§ What to do: Each line containing the word "Removal" must be collected.

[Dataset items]
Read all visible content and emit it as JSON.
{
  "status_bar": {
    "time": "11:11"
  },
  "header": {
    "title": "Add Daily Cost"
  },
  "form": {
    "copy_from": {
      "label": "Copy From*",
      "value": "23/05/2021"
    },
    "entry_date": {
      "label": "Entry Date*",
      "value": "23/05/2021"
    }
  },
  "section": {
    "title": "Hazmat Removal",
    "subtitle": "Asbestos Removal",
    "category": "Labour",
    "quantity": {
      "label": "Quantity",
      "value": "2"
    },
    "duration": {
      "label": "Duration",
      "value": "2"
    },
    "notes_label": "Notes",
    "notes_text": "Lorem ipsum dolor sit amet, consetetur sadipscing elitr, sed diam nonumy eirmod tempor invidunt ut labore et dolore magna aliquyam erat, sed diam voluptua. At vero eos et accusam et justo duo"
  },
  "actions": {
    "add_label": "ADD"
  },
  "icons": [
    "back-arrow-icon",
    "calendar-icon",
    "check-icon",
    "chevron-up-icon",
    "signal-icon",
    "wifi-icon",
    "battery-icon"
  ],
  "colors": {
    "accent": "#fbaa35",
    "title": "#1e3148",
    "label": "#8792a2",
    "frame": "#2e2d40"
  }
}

§ Solution to this problem:
    "title": "Hazmat Removal",
    "subtitle": "Asbestos Removal",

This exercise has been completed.